* **WHAT TO PRODUCE**
Please set down all the lines beneath this one exactly, without the pictures.

* **INPUT MATERIAL**
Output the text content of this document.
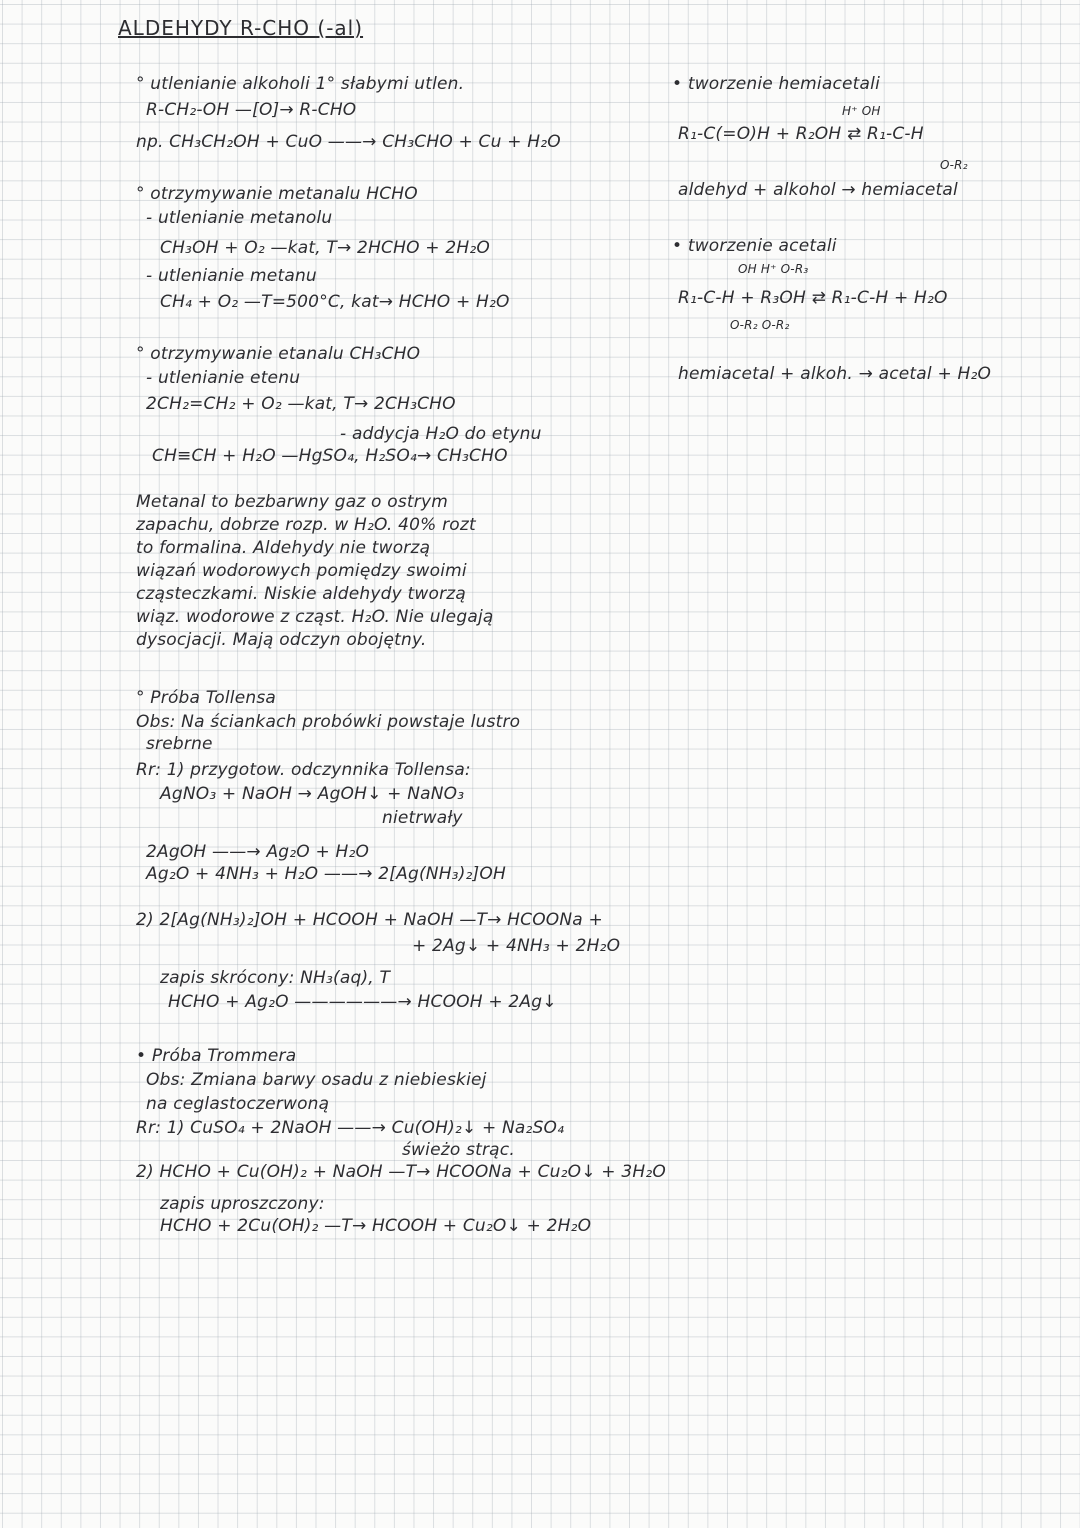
ALDEHYDY R-CHO (-al)
° utlenianie alkoholi 1° słabymi utlen.
R-CH₂-OH —[O]→ R-CHO
np. CH₃CH₂OH + CuO ——→ CH₃CHO + Cu + H₂O
° otrzymywanie metanalu HCHO
- utlenianie metanolu
CH₃OH + O₂ —kat, T→ 2HCHO + 2H₂O
- utlenianie metanu
CH₄ + O₂ —T=500°C, kat→ HCHO + H₂O
° otrzymywanie etanalu CH₃CHO
- utlenianie etenu
2CH₂=CH₂ + O₂ —kat, T→ 2CH₃CHO
- addycja H₂O do etynu
CH≡CH + H₂O —HgSO₄, H₂SO₄→ CH₃CHO
Metanal to bezbarwny gaz o ostrym
zapachu, dobrze rozp. w H₂O. 40% rozt
to formalina. Aldehydy nie tworzą
wiązań wodorowych pomiędzy swoimi
cząsteczkami. Niskie aldehydy tworzą
wiąz. wodorowe z cząst. H₂O. Nie ulegają
dysocjacji. Mają odczyn obojętny.
° Próba Tollensa
Obs: Na ściankach probówki powstaje lustro
srebrne
Rr: 1) przygotow. odczynnika Tollensa:
AgNO₃ + NaOH → AgOH↓ + NaNO₃
nietrwały
2AgOH ——→ Ag₂O + H₂O
Ag₂O + 4NH₃ + H₂O ——→ 2[Ag(NH₃)₂]OH
2) 2[Ag(NH₃)₂]OH + HCOOH + NaOH —T→ HCOONa +
+ 2Ag↓ + 4NH₃ + 2H₂O
zapis skrócony: NH₃(aq), T
HCHO + Ag₂O ——————→ HCOOH + 2Ag↓
• Próba Trommera
Obs: Zmiana barwy osadu z niebieskiej
na ceglastoczerwoną
Rr: 1) CuSO₄ + 2NaOH ——→ Cu(OH)₂↓ + Na₂SO₄
świeżo strąc.
2) HCHO + Cu(OH)₂ + NaOH —T→ HCOONa + Cu₂O↓ + 3H₂O
zapis uproszczony:
HCHO + 2Cu(OH)₂ —T→ HCOOH + Cu₂O↓ + 2H₂O
• tworzenie hemiacetali
H⁺ OH
R₁-C(=O)H + R₂OH ⇄ R₁-C-H
O-R₂
aldehyd + alkohol → hemiacetal
• tworzenie acetali
OH H⁺ O-R₃
R₁-C-H + R₃OH ⇄ R₁-C-H + H₂O
O-R₂ O-R₂
hemiacetal + alkoh. → acetal + H₂O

* **ANSWER IN FULL**
Output the text content of this document.
ALDEHYDY R-CHO (-al)
° utlenianie alkoholi 1° słabymi utlen.
R-CH₂-OH —[O]→ R-CHO
np. CH₃CH₂OH + CuO ——→ CH₃CHO + Cu + H₂O
° otrzymywanie metanalu HCHO
- utlenianie metanolu
CH₃OH + O₂ —kat, T→ 2HCHO + 2H₂O
- utlenianie metanu
CH₄ + O₂ —T=500°C, kat→ HCHO + H₂O
° otrzymywanie etanalu CH₃CHO
- utlenianie etenu
2CH₂=CH₂ + O₂ —kat, T→ 2CH₃CHO
- addycja H₂O do etynu
CH≡CH + H₂O —HgSO₄, H₂SO₄→ CH₃CHO
Metanal to bezbarwny gaz o ostrym
zapachu, dobrze rozp. w H₂O. 40% rozt
to formalina. Aldehydy nie tworzą
wiązań wodorowych pomiędzy swoimi
cząsteczkami. Niskie aldehydy tworzą
wiąz. wodorowe z cząst. H₂O. Nie ulegają
dysocjacji. Mają odczyn obojętny.
° Próba Tollensa
Obs: Na ściankach probówki powstaje lustro
srebrne
Rr: 1) przygotow. odczynnika Tollensa:
AgNO₃ + NaOH → AgOH↓ + NaNO₃
nietrwały
2AgOH ——→ Ag₂O + H₂O
Ag₂O + 4NH₃ + H₂O ——→ 2[Ag(NH₃)₂]OH
2) 2[Ag(NH₃)₂]OH + HCOOH + NaOH —T→ HCOONa +
+ 2Ag↓ + 4NH₃ + 2H₂O
zapis skrócony: NH₃(aq), T
HCHO + Ag₂O ——————→ HCOOH + 2Ag↓
• Próba Trommera
Obs: Zmiana barwy osadu z niebieskiej
na ceglastoczerwoną
Rr: 1) CuSO₄ + 2NaOH ——→ Cu(OH)₂↓ + Na₂SO₄
świeżo strąc.
2) HCHO + Cu(OH)₂ + NaOH —T→ HCOONa + Cu₂O↓ + 3H₂O
zapis uproszczony:
HCHO + 2Cu(OH)₂ —T→ HCOOH + Cu₂O↓ + 2H₂O
• tworzenie hemiacetali
H⁺ OH
R₁-C(=O)H + R₂OH ⇄ R₁-C-H
O-R₂
aldehyd + alkohol → hemiacetal
• tworzenie acetali
OH H⁺ O-R₃
R₁-C-H + R₃OH ⇄ R₁-C-H + H₂O
O-R₂ O-R₂
hemiacetal + alkoh. → acetal + H₂O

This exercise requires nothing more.